Records

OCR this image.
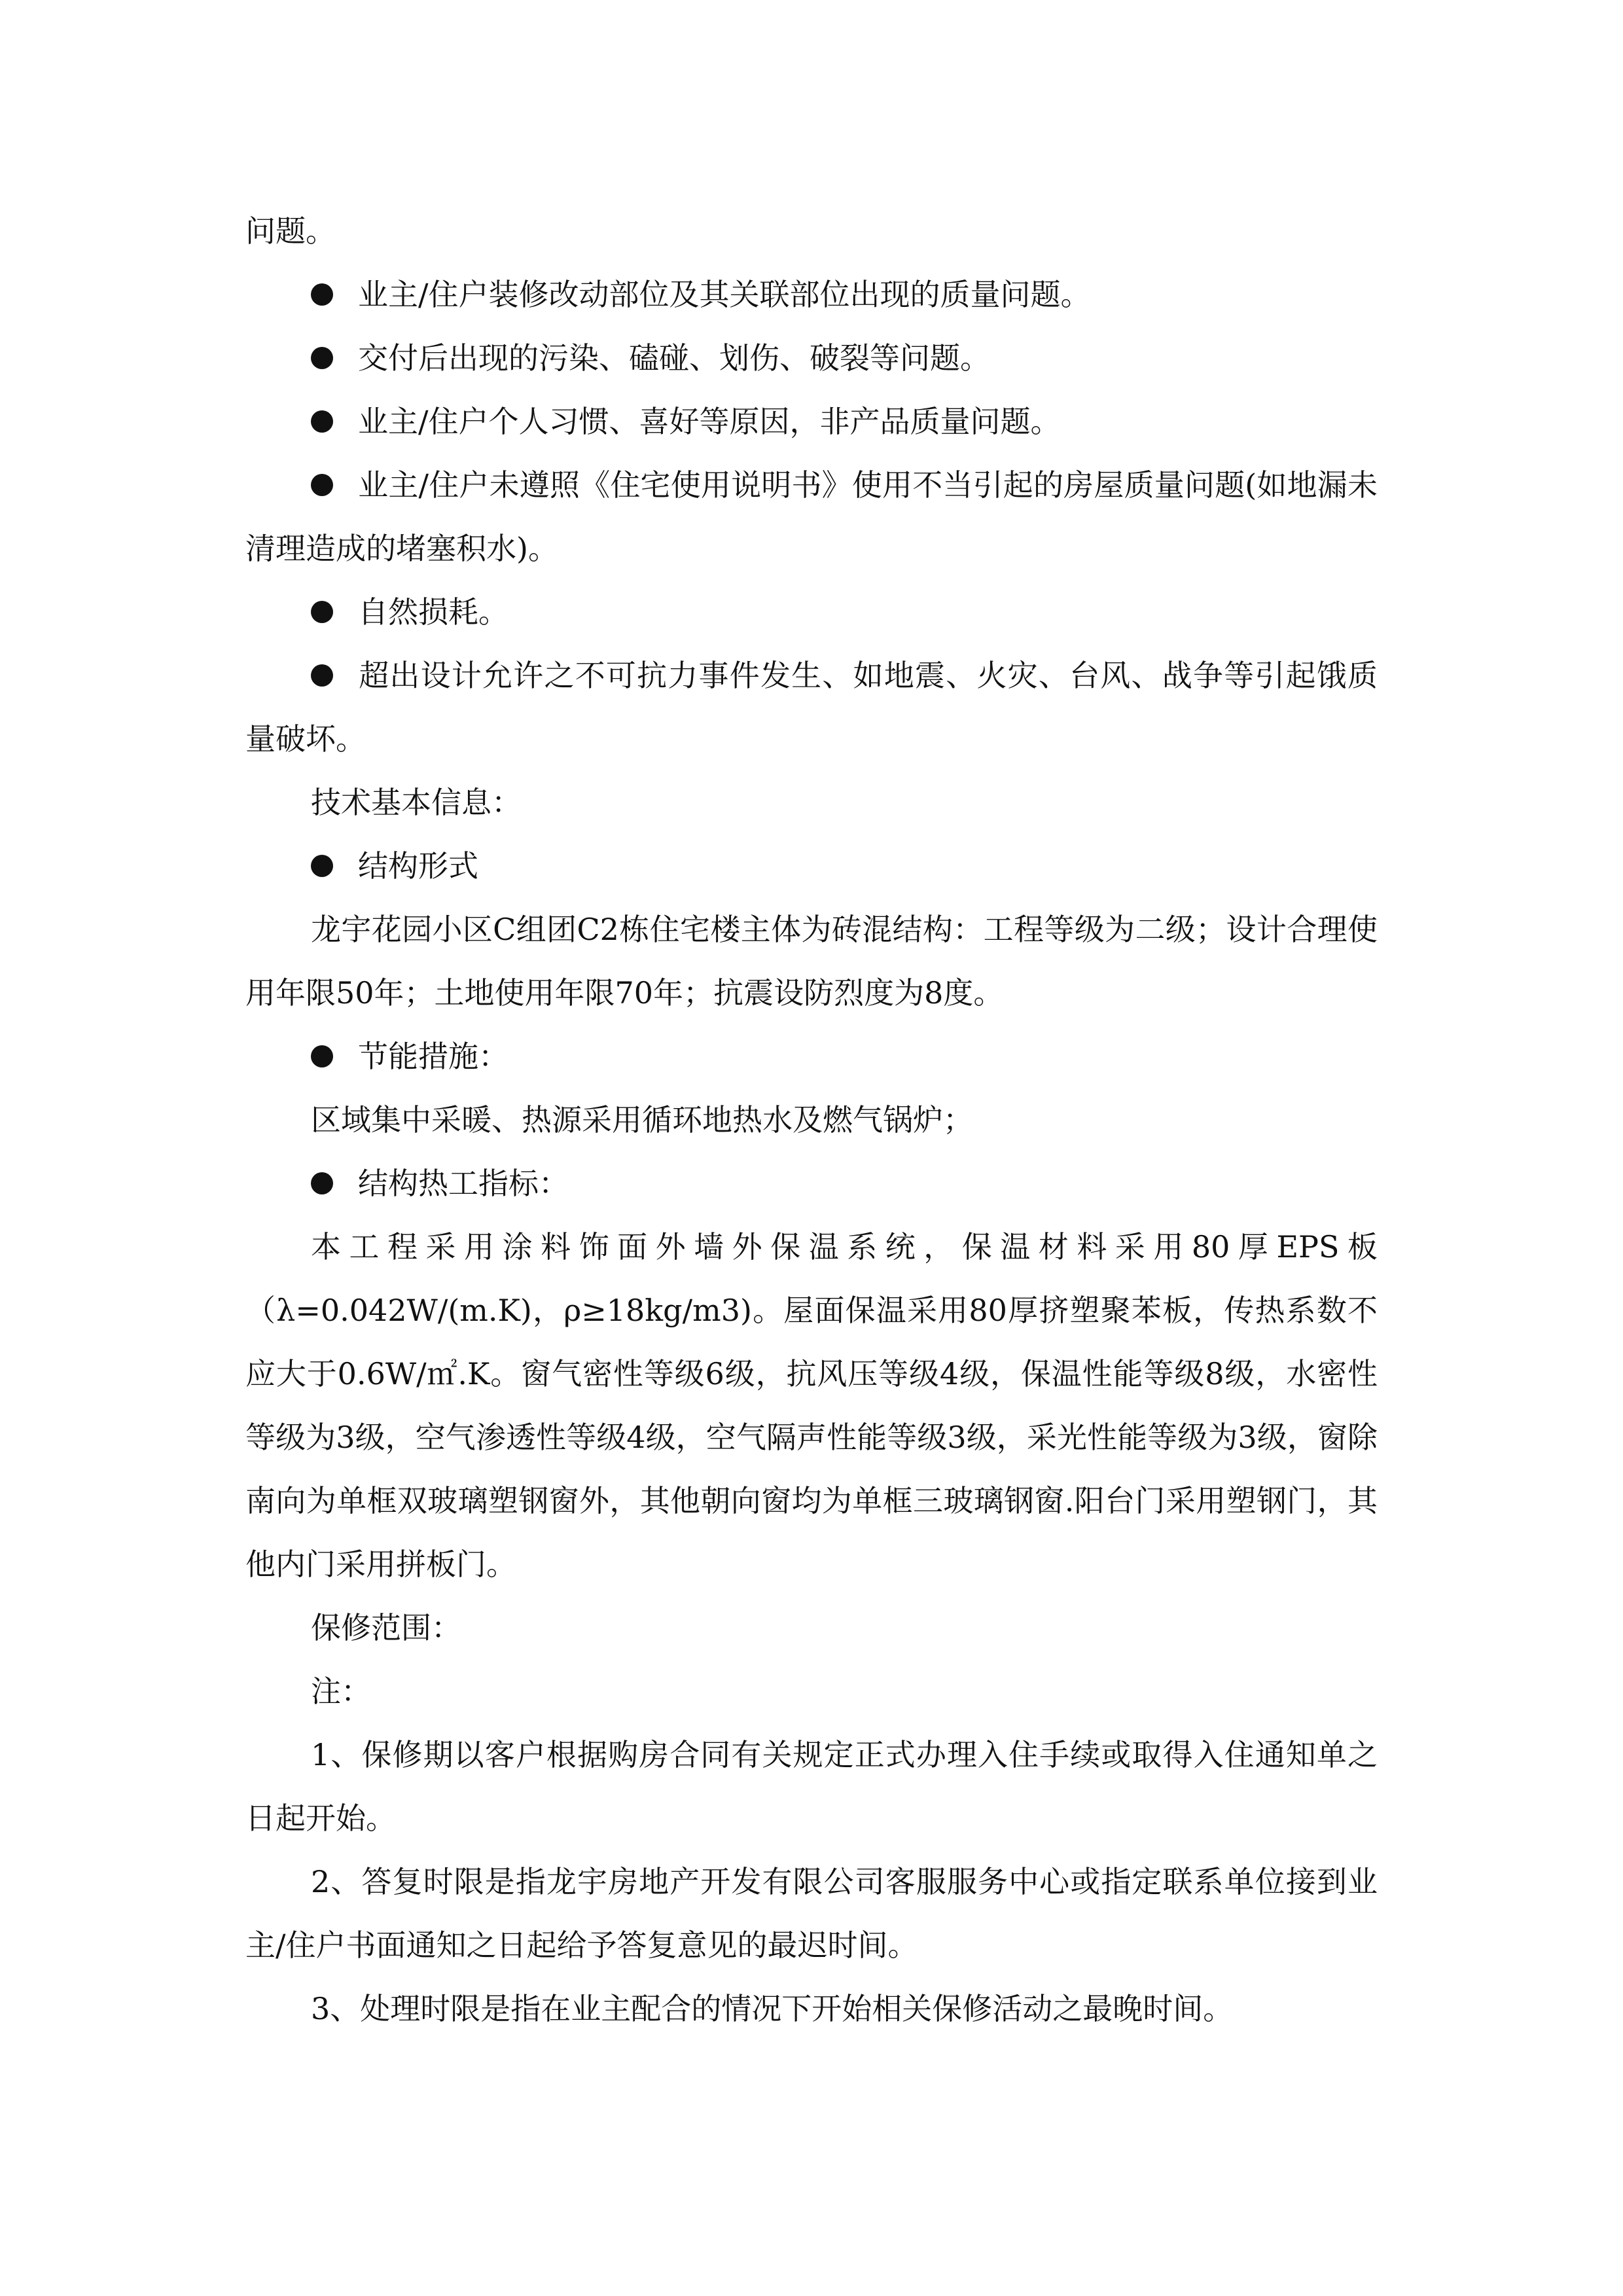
问题。

业主/住户装修改动部位及其关联部位出现的质量问题。

交付后出现的污染、磕碰、划伤、破裂等问题。

业主/住户个人习惯、喜好等原因，非产品质量问题。

业主/住户未遵照《住宅使用说明书》使用不当引起的房屋质量问题(如地漏未清理造成的堵塞积水)。

自然损耗。

超出设计允许之不可抗力事件发生、如地震、火灾、台风、战争等引起饿质量破坏。

技术基本信息：

结构形式

龙宇花园小区C组团C2栋住宅楼主体为砖混结构：工程等级为二级；设计合理使用年限50年；土地使用年限70年；抗震设防烈度为8度。

节能措施：

区域集中采暖、热源采用循环地热水及燃气锅炉；

结构热工指标：

本工程采用涂料饰面外墙外保温系统，保温材料采用80厚EPS板（λ=0.042W/(m.K)，ρ≥18kg/m3)。屋面保温采用80厚挤塑聚苯板，传热系数不应大于0.6W/㎡.K。窗气密性等级6级，抗风压等级4级，保温性能等级8级，水密性等级为3级，空气渗透性等级4级，空气隔声性能等级3级，采光性能等级为3级，窗除南向为单框双玻璃塑钢窗外，其他朝向窗均为单框三玻璃钢窗.阳台门采用塑钢门，其他内门采用拼板门。

保修范围：

注：

1、保修期以客户根据购房合同有关规定正式办理入住手续或取得入住通知单之日起开始。

2、答复时限是指龙宇房地产开发有限公司客服服务中心或指定联系单位接到业主/住户书面通知之日起给予答复意见的最迟时间。

3、处理时限是指在业主配合的情况下开始相关保修活动之最晚时间。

## OBJECTIVE:
Repeat the listing above exactly, with no pictures.

## RESPONSE:
OCR this image.
问题。

业主/住户装修改动部位及其关联部位出现的质量问题。

交付后出现的污染、磕碰、划伤、破裂等问题。

业主/住户个人习惯、喜好等原因，非产品质量问题。

业主/住户未遵照《住宅使用说明书》使用不当引起的房屋质量问题(如地漏未清理造成的堵塞积水)。

自然损耗。

超出设计允许之不可抗力事件发生、如地震、火灾、台风、战争等引起饿质量破坏。

技术基本信息：

结构形式

龙宇花园小区C组团C2栋住宅楼主体为砖混结构：工程等级为二级；设计合理使用年限50年；土地使用年限70年；抗震设防烈度为8度。

节能措施：

区域集中采暖、热源采用循环地热水及燃气锅炉；

结构热工指标：

本工程采用涂料饰面外墙外保温系统，保温材料采用80厚EPS板（λ=0.042W/(m.K)，ρ≥18kg/m3)。屋面保温采用80厚挤塑聚苯板，传热系数不应大于0.6W/㎡.K。窗气密性等级6级，抗风压等级4级，保温性能等级8级，水密性等级为3级，空气渗透性等级4级，空气隔声性能等级3级，采光性能等级为3级，窗除南向为单框双玻璃塑钢窗外，其他朝向窗均为单框三玻璃钢窗.阳台门采用塑钢门，其他内门采用拼板门。

保修范围：

注：

1、保修期以客户根据购房合同有关规定正式办理入住手续或取得入住通知单之日起开始。

2、答复时限是指龙宇房地产开发有限公司客服服务中心或指定联系单位接到业主/住户书面通知之日起给予答复意见的最迟时间。

3、处理时限是指在业主配合的情况下开始相关保修活动之最晚时间。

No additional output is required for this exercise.